• **Request**:
Without omitting anything, retype the data that follows.

>> Begin

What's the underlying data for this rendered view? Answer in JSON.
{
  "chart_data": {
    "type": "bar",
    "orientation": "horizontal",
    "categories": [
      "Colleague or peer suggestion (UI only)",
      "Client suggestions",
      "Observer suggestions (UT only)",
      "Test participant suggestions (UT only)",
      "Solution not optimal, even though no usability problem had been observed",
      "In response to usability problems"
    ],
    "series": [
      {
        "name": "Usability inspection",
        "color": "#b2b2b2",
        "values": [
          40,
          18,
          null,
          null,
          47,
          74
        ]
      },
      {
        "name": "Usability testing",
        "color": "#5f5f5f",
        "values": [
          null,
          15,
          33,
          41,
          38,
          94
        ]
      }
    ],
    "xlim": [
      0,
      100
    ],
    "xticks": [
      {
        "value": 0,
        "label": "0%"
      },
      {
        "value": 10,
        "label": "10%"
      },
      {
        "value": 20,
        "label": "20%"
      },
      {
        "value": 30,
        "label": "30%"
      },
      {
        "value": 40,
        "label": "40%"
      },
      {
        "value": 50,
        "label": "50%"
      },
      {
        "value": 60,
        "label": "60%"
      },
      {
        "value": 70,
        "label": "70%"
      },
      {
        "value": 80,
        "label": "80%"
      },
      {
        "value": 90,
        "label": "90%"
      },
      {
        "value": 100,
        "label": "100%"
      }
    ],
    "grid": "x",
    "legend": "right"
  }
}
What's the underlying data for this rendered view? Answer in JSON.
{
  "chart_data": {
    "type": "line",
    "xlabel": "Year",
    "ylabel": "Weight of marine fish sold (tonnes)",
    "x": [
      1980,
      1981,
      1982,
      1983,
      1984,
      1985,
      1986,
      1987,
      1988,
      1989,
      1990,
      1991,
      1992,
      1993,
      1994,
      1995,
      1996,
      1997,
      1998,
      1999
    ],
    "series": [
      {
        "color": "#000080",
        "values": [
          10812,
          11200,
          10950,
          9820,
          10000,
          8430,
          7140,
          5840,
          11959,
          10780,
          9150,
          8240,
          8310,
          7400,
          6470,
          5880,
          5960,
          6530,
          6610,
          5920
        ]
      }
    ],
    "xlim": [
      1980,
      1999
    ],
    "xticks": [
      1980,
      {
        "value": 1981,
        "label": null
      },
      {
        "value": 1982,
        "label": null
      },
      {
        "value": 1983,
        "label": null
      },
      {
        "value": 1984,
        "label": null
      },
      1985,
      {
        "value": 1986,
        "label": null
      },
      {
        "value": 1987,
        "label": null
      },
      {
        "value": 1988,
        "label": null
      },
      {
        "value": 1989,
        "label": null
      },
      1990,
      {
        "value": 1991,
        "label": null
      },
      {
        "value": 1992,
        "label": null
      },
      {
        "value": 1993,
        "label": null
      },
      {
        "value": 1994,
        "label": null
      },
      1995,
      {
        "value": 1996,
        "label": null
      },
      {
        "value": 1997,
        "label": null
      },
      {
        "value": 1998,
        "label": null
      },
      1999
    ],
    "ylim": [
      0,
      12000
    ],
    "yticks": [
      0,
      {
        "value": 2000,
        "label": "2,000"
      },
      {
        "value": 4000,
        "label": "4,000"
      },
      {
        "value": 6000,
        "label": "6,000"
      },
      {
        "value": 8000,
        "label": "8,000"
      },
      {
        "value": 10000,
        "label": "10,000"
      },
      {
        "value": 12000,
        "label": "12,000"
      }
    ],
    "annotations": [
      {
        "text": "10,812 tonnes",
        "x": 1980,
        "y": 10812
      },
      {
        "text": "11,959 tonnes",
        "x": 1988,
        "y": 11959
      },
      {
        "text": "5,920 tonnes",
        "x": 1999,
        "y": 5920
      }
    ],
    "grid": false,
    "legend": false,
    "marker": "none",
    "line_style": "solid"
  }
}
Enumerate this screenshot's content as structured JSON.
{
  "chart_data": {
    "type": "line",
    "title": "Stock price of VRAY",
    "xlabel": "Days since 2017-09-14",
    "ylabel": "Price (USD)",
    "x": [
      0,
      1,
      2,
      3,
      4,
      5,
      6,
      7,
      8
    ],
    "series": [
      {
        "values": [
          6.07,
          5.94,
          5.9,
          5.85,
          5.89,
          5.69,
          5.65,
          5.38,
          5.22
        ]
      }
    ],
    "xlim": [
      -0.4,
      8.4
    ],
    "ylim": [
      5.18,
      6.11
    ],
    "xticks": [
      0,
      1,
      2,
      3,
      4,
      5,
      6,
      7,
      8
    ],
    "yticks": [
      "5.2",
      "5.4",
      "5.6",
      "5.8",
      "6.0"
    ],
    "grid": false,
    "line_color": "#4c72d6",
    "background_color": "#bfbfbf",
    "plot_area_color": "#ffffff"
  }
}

>> End

• **Output for this task**:
What's the underlying data for this rendered view? Answer in JSON.
{
  "chart_data": {
    "type": "bar",
    "orientation": "horizontal",
    "categories": [
      "Colleague or peer suggestion (UI only)",
      "Client suggestions",
      "Observer suggestions (UT only)",
      "Test participant suggestions (UT only)",
      "Solution not optimal, even though no usability problem had been observed",
      "In response to usability problems"
    ],
    "series": [
      {
        "name": "Usability inspection",
        "color": "#b2b2b2",
        "values": [
          40,
          18,
          null,
          null,
          47,
          74
        ]
      },
      {
        "name": "Usability testing",
        "color": "#5f5f5f",
        "values": [
          null,
          15,
          33,
          41,
          38,
          94
        ]
      }
    ],
    "xlim": [
      0,
      100
    ],
    "xticks": [
      {
        "value": 0,
        "label": "0%"
      },
      {
        "value": 10,
        "label": "10%"
      },
      {
        "value": 20,
        "label": "20%"
      },
      {
        "value": 30,
        "label": "30%"
      },
      {
        "value": 40,
        "label": "40%"
      },
      {
        "value": 50,
        "label": "50%"
      },
      {
        "value": 60,
        "label": "60%"
      },
      {
        "value": 70,
        "label": "70%"
      },
      {
        "value": 80,
        "label": "80%"
      },
      {
        "value": 90,
        "label": "90%"
      },
      {
        "value": 100,
        "label": "100%"
      }
    ],
    "grid": "x",
    "legend": "right"
  }
}
What's the underlying data for this rendered view? Answer in JSON.
{
  "chart_data": {
    "type": "line",
    "xlabel": "Year",
    "ylabel": "Weight of marine fish sold (tonnes)",
    "x": [
      1980,
      1981,
      1982,
      1983,
      1984,
      1985,
      1986,
      1987,
      1988,
      1989,
      1990,
      1991,
      1992,
      1993,
      1994,
      1995,
      1996,
      1997,
      1998,
      1999
    ],
    "series": [
      {
        "color": "#000080",
        "values": [
          10812,
          11200,
          10950,
          9820,
          10000,
          8430,
          7140,
          5840,
          11959,
          10780,
          9150,
          8240,
          8310,
          7400,
          6470,
          5880,
          5960,
          6530,
          6610,
          5920
        ]
      }
    ],
    "xlim": [
      1980,
      1999
    ],
    "xticks": [
      1980,
      {
        "value": 1981,
        "label": null
      },
      {
        "value": 1982,
        "label": null
      },
      {
        "value": 1983,
        "label": null
      },
      {
        "value": 1984,
        "label": null
      },
      1985,
      {
        "value": 1986,
        "label": null
      },
      {
        "value": 1987,
        "label": null
      },
      {
        "value": 1988,
        "label": null
      },
      {
        "value": 1989,
        "label": null
      },
      1990,
      {
        "value": 1991,
        "label": null
      },
      {
        "value": 1992,
        "label": null
      },
      {
        "value": 1993,
        "label": null
      },
      {
        "value": 1994,
        "label": null
      },
      1995,
      {
        "value": 1996,
        "label": null
      },
      {
        "value": 1997,
        "label": null
      },
      {
        "value": 1998,
        "label": null
      },
      1999
    ],
    "ylim": [
      0,
      12000
    ],
    "yticks": [
      0,
      {
        "value": 2000,
        "label": "2,000"
      },
      {
        "value": 4000,
        "label": "4,000"
      },
      {
        "value": 6000,
        "label": "6,000"
      },
      {
        "value": 8000,
        "label": "8,000"
      },
      {
        "value": 10000,
        "label": "10,000"
      },
      {
        "value": 12000,
        "label": "12,000"
      }
    ],
    "annotations": [
      {
        "text": "10,812 tonnes",
        "x": 1980,
        "y": 10812
      },
      {
        "text": "11,959 tonnes",
        "x": 1988,
        "y": 11959
      },
      {
        "text": "5,920 tonnes",
        "x": 1999,
        "y": 5920
      }
    ],
    "grid": false,
    "legend": false,
    "marker": "none",
    "line_style": "solid"
  }
}
Enumerate this screenshot's content as structured JSON.
{
  "chart_data": {
    "type": "line",
    "title": "Stock price of VRAY",
    "xlabel": "Days since 2017-09-14",
    "ylabel": "Price (USD)",
    "x": [
      0,
      1,
      2,
      3,
      4,
      5,
      6,
      7,
      8
    ],
    "series": [
      {
        "values": [
          6.07,
          5.94,
          5.9,
          5.85,
          5.89,
          5.69,
          5.65,
          5.38,
          5.22
        ]
      }
    ],
    "xlim": [
      -0.4,
      8.4
    ],
    "ylim": [
      5.18,
      6.11
    ],
    "xticks": [
      0,
      1,
      2,
      3,
      4,
      5,
      6,
      7,
      8
    ],
    "yticks": [
      "5.2",
      "5.4",
      "5.6",
      "5.8",
      "6.0"
    ],
    "grid": false,
    "line_color": "#4c72d6",
    "background_color": "#bfbfbf",
    "plot_area_color": "#ffffff"
  }
}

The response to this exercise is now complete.